GIVEN PROBLEM: Reproduce the data that follows in its entirety, character for character.

EXTRACTED INFORMATION:
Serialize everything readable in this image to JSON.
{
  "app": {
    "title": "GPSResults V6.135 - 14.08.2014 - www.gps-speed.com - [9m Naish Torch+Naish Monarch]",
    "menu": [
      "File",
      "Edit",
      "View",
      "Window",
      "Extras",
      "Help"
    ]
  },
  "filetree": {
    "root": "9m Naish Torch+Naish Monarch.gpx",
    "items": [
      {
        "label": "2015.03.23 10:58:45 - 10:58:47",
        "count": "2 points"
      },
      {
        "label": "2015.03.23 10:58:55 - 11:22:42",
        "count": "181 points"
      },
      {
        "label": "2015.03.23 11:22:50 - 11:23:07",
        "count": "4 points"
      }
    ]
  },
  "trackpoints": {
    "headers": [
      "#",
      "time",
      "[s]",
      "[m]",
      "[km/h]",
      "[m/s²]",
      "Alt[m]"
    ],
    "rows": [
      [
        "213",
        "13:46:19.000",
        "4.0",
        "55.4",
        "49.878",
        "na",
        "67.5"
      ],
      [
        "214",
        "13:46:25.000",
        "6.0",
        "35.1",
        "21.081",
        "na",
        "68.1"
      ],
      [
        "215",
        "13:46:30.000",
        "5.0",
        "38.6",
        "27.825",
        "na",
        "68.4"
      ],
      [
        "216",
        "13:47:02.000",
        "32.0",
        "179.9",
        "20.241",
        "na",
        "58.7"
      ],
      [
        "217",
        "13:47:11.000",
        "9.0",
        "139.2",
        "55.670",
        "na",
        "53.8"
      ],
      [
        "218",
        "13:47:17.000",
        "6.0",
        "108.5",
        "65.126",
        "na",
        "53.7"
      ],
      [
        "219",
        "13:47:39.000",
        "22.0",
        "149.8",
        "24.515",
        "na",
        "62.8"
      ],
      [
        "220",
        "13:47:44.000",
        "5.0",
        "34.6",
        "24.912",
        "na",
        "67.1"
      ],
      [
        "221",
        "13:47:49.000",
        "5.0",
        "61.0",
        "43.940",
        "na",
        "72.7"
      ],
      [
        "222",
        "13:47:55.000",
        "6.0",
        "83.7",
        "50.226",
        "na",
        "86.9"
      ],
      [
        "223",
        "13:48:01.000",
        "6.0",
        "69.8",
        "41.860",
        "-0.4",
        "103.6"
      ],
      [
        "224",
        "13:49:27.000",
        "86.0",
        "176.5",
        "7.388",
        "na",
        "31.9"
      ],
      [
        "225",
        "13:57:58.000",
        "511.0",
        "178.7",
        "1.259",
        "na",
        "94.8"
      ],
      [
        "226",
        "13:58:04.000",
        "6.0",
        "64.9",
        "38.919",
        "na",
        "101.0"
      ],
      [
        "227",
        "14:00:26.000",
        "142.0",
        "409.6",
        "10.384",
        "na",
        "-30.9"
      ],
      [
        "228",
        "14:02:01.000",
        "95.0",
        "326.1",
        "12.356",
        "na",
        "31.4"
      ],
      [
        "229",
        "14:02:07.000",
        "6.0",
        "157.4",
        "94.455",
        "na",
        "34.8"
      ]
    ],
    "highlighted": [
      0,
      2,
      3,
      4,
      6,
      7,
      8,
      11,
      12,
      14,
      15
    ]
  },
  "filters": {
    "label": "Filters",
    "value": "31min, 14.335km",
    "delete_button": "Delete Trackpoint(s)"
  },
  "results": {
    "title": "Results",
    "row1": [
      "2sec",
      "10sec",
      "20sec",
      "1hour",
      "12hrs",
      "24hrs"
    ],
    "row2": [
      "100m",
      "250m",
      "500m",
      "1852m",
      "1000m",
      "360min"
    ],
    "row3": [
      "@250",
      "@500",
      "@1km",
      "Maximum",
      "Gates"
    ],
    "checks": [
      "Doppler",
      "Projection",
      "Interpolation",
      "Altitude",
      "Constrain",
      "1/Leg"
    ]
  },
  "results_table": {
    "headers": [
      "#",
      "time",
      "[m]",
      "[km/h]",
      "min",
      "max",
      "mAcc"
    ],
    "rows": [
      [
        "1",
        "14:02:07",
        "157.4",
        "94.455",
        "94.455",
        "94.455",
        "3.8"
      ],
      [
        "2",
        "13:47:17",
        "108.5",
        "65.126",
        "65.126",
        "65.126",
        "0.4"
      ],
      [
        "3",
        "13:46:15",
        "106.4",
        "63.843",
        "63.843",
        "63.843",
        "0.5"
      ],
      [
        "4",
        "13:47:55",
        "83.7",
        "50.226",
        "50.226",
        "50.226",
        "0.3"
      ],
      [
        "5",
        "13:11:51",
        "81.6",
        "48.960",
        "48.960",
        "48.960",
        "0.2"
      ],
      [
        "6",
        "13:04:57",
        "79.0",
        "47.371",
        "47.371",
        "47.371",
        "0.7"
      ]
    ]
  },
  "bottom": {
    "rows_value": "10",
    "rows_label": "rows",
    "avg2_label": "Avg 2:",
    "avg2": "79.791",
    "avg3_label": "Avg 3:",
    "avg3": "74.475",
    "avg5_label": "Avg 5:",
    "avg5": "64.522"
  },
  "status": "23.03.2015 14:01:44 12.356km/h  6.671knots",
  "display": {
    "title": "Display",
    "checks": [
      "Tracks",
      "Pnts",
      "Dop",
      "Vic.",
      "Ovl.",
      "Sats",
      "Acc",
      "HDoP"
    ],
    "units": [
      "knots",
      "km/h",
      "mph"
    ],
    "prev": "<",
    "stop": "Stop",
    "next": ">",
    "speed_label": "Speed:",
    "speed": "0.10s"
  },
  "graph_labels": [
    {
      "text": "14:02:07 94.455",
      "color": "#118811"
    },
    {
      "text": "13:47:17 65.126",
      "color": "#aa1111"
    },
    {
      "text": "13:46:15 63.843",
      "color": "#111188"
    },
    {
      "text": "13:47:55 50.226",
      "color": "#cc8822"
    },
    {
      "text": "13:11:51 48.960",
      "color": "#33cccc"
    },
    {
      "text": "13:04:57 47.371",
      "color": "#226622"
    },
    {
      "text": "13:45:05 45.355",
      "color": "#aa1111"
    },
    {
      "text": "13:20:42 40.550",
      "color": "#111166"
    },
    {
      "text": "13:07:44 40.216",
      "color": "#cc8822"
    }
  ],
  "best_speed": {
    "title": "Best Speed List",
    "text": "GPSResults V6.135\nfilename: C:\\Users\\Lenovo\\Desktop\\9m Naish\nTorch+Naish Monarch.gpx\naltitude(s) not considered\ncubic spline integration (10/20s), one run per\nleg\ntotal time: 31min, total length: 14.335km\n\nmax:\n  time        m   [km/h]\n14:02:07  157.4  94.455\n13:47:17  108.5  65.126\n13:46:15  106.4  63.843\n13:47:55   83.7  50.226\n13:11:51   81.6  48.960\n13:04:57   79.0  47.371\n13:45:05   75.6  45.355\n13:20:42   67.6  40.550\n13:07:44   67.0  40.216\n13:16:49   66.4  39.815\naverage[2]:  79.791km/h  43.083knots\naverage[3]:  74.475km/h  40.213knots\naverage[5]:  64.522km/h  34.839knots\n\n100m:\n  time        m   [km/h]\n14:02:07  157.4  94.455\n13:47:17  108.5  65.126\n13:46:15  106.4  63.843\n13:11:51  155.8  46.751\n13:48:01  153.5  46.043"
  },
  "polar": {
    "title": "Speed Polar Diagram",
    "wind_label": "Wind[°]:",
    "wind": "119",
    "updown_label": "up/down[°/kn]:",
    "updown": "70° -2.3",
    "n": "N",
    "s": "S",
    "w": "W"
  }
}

ANSWER:
Serialize everything readable in this image to JSON.
{
  "app": {
    "title": "GPSResults V6.135 - 14.08.2014 - www.gps-speed.com - [9m Naish Torch+Naish Monarch]",
    "menu": [
      "File",
      "Edit",
      "View",
      "Window",
      "Extras",
      "Help"
    ]
  },
  "filetree": {
    "root": "9m Naish Torch+Naish Monarch.gpx",
    "items": [
      {
        "label": "2015.03.23 10:58:45 - 10:58:47",
        "count": "2 points"
      },
      {
        "label": "2015.03.23 10:58:55 - 11:22:42",
        "count": "181 points"
      },
      {
        "label": "2015.03.23 11:22:50 - 11:23:07",
        "count": "4 points"
      }
    ]
  },
  "trackpoints": {
    "headers": [
      "#",
      "time",
      "[s]",
      "[m]",
      "[km/h]",
      "[m/s²]",
      "Alt[m]"
    ],
    "rows": [
      [
        "213",
        "13:46:19.000",
        "4.0",
        "55.4",
        "49.878",
        "na",
        "67.5"
      ],
      [
        "214",
        "13:46:25.000",
        "6.0",
        "35.1",
        "21.081",
        "na",
        "68.1"
      ],
      [
        "215",
        "13:46:30.000",
        "5.0",
        "38.6",
        "27.825",
        "na",
        "68.4"
      ],
      [
        "216",
        "13:47:02.000",
        "32.0",
        "179.9",
        "20.241",
        "na",
        "58.7"
      ],
      [
        "217",
        "13:47:11.000",
        "9.0",
        "139.2",
        "55.670",
        "na",
        "53.8"
      ],
      [
        "218",
        "13:47:17.000",
        "6.0",
        "108.5",
        "65.126",
        "na",
        "53.7"
      ],
      [
        "219",
        "13:47:39.000",
        "22.0",
        "149.8",
        "24.515",
        "na",
        "62.8"
      ],
      [
        "220",
        "13:47:44.000",
        "5.0",
        "34.6",
        "24.912",
        "na",
        "67.1"
      ],
      [
        "221",
        "13:47:49.000",
        "5.0",
        "61.0",
        "43.940",
        "na",
        "72.7"
      ],
      [
        "222",
        "13:47:55.000",
        "6.0",
        "83.7",
        "50.226",
        "na",
        "86.9"
      ],
      [
        "223",
        "13:48:01.000",
        "6.0",
        "69.8",
        "41.860",
        "-0.4",
        "103.6"
      ],
      [
        "224",
        "13:49:27.000",
        "86.0",
        "176.5",
        "7.388",
        "na",
        "31.9"
      ],
      [
        "225",
        "13:57:58.000",
        "511.0",
        "178.7",
        "1.259",
        "na",
        "94.8"
      ],
      [
        "226",
        "13:58:04.000",
        "6.0",
        "64.9",
        "38.919",
        "na",
        "101.0"
      ],
      [
        "227",
        "14:00:26.000",
        "142.0",
        "409.6",
        "10.384",
        "na",
        "-30.9"
      ],
      [
        "228",
        "14:02:01.000",
        "95.0",
        "326.1",
        "12.356",
        "na",
        "31.4"
      ],
      [
        "229",
        "14:02:07.000",
        "6.0",
        "157.4",
        "94.455",
        "na",
        "34.8"
      ]
    ],
    "highlighted": [
      0,
      2,
      3,
      4,
      6,
      7,
      8,
      11,
      12,
      14,
      15
    ]
  },
  "filters": {
    "label": "Filters",
    "value": "31min, 14.335km",
    "delete_button": "Delete Trackpoint(s)"
  },
  "results": {
    "title": "Results",
    "row1": [
      "2sec",
      "10sec",
      "20sec",
      "1hour",
      "12hrs",
      "24hrs"
    ],
    "row2": [
      "100m",
      "250m",
      "500m",
      "1852m",
      "1000m",
      "360min"
    ],
    "row3": [
      "@250",
      "@500",
      "@1km",
      "Maximum",
      "Gates"
    ],
    "checks": [
      "Doppler",
      "Projection",
      "Interpolation",
      "Altitude",
      "Constrain",
      "1/Leg"
    ]
  },
  "results_table": {
    "headers": [
      "#",
      "time",
      "[m]",
      "[km/h]",
      "min",
      "max",
      "mAcc"
    ],
    "rows": [
      [
        "1",
        "14:02:07",
        "157.4",
        "94.455",
        "94.455",
        "94.455",
        "3.8"
      ],
      [
        "2",
        "13:47:17",
        "108.5",
        "65.126",
        "65.126",
        "65.126",
        "0.4"
      ],
      [
        "3",
        "13:46:15",
        "106.4",
        "63.843",
        "63.843",
        "63.843",
        "0.5"
      ],
      [
        "4",
        "13:47:55",
        "83.7",
        "50.226",
        "50.226",
        "50.226",
        "0.3"
      ],
      [
        "5",
        "13:11:51",
        "81.6",
        "48.960",
        "48.960",
        "48.960",
        "0.2"
      ],
      [
        "6",
        "13:04:57",
        "79.0",
        "47.371",
        "47.371",
        "47.371",
        "0.7"
      ]
    ]
  },
  "bottom": {
    "rows_value": "10",
    "rows_label": "rows",
    "avg2_label": "Avg 2:",
    "avg2": "79.791",
    "avg3_label": "Avg 3:",
    "avg3": "74.475",
    "avg5_label": "Avg 5:",
    "avg5": "64.522"
  },
  "status": "23.03.2015 14:01:44 12.356km/h  6.671knots",
  "display": {
    "title": "Display",
    "checks": [
      "Tracks",
      "Pnts",
      "Dop",
      "Vic.",
      "Ovl.",
      "Sats",
      "Acc",
      "HDoP"
    ],
    "units": [
      "knots",
      "km/h",
      "mph"
    ],
    "prev": "<",
    "stop": "Stop",
    "next": ">",
    "speed_label": "Speed:",
    "speed": "0.10s"
  },
  "graph_labels": [
    {
      "text": "14:02:07 94.455",
      "color": "#118811"
    },
    {
      "text": "13:47:17 65.126",
      "color": "#aa1111"
    },
    {
      "text": "13:46:15 63.843",
      "color": "#111188"
    },
    {
      "text": "13:47:55 50.226",
      "color": "#cc8822"
    },
    {
      "text": "13:11:51 48.960",
      "color": "#33cccc"
    },
    {
      "text": "13:04:57 47.371",
      "color": "#226622"
    },
    {
      "text": "13:45:05 45.355",
      "color": "#aa1111"
    },
    {
      "text": "13:20:42 40.550",
      "color": "#111166"
    },
    {
      "text": "13:07:44 40.216",
      "color": "#cc8822"
    }
  ],
  "best_speed": {
    "title": "Best Speed List",
    "text": "GPSResults V6.135\nfilename: C:\\Users\\Lenovo\\Desktop\\9m Naish\nTorch+Naish Monarch.gpx\naltitude(s) not considered\ncubic spline integration (10/20s), one run per\nleg\ntotal time: 31min, total length: 14.335km\n\nmax:\n  time        m   [km/h]\n14:02:07  157.4  94.455\n13:47:17  108.5  65.126\n13:46:15  106.4  63.843\n13:47:55   83.7  50.226\n13:11:51   81.6  48.960\n13:04:57   79.0  47.371\n13:45:05   75.6  45.355\n13:20:42   67.6  40.550\n13:07:44   67.0  40.216\n13:16:49   66.4  39.815\naverage[2]:  79.791km/h  43.083knots\naverage[3]:  74.475km/h  40.213knots\naverage[5]:  64.522km/h  34.839knots\n\n100m:\n  time        m   [km/h]\n14:02:07  157.4  94.455\n13:47:17  108.5  65.126\n13:46:15  106.4  63.843\n13:11:51  155.8  46.751\n13:48:01  153.5  46.043"
  },
  "polar": {
    "title": "Speed Polar Diagram",
    "wind_label": "Wind[°]:",
    "wind": "119",
    "updown_label": "up/down[°/kn]:",
    "updown": "70° -2.3",
    "n": "N",
    "s": "S",
    "w": "W"
  }
}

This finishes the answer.